## Set task
Search the data for the word "anges" and copy every line that contains it.

## Working data

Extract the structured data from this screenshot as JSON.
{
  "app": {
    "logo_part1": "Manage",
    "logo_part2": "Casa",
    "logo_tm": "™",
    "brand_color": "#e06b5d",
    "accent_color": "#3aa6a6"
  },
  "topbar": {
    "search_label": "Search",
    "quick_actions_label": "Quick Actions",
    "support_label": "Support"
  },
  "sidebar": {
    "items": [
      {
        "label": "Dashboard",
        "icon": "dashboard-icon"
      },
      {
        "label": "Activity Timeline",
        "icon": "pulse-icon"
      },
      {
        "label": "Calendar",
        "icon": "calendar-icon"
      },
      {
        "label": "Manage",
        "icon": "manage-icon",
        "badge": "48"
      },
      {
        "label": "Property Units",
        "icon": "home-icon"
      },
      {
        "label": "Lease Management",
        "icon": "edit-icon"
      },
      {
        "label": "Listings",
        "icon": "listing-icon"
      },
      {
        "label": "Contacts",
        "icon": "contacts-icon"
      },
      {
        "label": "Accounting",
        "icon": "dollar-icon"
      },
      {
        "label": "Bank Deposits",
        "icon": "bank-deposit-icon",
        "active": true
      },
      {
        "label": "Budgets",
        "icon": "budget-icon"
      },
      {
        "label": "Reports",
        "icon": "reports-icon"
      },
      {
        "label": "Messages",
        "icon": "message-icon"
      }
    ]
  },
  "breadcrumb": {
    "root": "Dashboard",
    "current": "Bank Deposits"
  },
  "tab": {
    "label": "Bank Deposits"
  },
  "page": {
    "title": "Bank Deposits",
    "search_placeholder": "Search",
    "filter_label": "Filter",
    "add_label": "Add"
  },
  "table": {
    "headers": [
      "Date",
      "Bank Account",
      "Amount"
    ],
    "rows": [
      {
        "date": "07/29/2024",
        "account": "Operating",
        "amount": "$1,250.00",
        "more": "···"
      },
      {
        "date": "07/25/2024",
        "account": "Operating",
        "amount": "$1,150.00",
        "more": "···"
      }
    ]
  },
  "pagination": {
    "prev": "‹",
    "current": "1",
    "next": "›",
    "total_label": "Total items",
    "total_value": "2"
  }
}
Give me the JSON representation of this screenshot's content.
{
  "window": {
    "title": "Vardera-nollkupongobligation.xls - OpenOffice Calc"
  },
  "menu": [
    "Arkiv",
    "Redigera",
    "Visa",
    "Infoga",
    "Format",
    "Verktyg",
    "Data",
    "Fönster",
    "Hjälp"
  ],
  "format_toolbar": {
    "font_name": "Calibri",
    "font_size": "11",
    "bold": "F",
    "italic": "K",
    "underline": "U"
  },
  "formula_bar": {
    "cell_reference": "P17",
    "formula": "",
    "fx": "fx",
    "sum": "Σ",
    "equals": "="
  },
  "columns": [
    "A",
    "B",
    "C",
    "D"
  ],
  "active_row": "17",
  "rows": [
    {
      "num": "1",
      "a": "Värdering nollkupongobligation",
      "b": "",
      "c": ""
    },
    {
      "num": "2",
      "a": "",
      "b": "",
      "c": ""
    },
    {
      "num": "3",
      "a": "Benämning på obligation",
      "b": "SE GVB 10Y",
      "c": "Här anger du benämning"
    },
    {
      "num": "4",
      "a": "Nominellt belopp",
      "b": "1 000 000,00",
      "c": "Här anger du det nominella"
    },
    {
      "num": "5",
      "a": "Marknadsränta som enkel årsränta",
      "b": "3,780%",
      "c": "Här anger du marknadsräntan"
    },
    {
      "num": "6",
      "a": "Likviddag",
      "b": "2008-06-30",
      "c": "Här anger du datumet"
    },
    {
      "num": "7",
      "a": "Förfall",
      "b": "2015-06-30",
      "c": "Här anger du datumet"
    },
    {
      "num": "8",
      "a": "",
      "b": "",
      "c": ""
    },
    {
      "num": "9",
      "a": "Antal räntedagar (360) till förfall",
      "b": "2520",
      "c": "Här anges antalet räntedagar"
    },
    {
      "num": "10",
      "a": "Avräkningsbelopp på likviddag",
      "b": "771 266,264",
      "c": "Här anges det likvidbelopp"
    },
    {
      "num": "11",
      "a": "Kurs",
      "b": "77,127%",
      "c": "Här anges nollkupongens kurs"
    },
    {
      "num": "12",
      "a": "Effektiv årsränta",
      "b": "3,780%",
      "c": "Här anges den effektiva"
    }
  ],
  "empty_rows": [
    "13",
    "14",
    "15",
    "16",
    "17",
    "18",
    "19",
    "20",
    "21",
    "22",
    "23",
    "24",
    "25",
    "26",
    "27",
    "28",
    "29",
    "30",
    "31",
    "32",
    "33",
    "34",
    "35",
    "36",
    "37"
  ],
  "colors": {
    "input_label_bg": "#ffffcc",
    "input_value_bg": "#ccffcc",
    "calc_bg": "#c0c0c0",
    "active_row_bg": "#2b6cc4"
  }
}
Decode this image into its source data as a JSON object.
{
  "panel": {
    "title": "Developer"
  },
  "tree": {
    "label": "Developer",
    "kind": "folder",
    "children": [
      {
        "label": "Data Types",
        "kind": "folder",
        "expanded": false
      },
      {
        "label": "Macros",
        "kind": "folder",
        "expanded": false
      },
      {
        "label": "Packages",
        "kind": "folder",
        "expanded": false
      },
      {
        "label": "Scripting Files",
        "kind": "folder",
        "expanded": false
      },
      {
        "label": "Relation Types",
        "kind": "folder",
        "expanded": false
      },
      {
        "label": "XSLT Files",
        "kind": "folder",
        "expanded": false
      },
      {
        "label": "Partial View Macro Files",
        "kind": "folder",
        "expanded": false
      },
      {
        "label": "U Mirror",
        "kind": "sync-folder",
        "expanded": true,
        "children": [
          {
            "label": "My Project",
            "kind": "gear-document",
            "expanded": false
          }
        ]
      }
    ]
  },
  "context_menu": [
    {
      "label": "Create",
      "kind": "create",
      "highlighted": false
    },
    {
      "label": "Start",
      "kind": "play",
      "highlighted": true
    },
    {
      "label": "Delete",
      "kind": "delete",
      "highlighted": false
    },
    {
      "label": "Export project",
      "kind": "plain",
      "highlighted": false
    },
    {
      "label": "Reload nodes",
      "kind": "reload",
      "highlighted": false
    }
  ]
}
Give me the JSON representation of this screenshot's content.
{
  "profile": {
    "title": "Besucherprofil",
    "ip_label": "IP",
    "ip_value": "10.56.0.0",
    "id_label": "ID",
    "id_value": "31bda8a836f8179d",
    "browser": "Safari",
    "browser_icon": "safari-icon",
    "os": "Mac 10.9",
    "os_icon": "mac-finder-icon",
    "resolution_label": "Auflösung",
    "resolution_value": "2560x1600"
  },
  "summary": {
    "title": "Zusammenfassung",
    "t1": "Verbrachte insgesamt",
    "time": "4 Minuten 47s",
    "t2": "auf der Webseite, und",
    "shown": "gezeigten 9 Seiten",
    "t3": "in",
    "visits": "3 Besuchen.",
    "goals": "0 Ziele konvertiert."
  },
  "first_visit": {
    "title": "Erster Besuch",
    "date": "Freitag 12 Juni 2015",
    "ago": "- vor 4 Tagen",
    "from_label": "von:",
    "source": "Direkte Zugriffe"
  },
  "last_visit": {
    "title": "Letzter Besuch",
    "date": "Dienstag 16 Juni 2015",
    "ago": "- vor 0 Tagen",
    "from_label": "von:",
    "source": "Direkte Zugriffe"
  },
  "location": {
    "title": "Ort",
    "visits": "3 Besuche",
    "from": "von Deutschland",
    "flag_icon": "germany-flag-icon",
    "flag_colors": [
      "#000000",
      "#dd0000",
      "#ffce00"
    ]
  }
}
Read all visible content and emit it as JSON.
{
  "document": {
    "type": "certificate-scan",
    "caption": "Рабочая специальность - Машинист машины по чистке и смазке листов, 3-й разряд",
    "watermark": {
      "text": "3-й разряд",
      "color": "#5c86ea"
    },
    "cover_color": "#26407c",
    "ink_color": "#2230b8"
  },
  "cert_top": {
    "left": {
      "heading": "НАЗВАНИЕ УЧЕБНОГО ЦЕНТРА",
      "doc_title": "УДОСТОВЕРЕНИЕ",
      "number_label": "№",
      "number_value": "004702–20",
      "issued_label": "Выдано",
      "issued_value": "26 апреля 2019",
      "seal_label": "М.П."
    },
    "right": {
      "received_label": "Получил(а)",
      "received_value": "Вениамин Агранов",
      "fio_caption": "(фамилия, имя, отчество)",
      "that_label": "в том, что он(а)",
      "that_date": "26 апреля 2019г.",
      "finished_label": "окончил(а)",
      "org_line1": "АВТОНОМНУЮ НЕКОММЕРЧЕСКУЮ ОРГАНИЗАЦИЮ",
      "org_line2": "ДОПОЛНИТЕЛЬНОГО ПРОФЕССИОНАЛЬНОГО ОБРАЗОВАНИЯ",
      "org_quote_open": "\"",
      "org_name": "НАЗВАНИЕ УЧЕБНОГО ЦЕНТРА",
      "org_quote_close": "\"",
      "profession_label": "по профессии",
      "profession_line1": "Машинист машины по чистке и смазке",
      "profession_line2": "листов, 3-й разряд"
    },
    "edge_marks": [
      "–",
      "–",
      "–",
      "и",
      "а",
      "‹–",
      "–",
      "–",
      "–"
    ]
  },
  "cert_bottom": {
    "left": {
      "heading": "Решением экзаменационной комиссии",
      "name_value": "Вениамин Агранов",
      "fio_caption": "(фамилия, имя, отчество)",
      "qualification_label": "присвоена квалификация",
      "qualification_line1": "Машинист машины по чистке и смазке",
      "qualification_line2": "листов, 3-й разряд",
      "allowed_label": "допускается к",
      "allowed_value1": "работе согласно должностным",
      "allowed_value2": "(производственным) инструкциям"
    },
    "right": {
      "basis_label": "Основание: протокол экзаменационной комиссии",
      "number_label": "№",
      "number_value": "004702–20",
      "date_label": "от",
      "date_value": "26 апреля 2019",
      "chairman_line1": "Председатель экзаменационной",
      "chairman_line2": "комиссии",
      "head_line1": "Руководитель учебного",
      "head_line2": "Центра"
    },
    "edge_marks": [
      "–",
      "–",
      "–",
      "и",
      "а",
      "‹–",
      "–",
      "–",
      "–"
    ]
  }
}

## Exercise result
      "c": "Här anges antalet räntedagar"
      "c": "Här anges det likvidbelopp"
      "c": "Här anges nollkupongens kurs"
      "c": "Här anges den effektiva"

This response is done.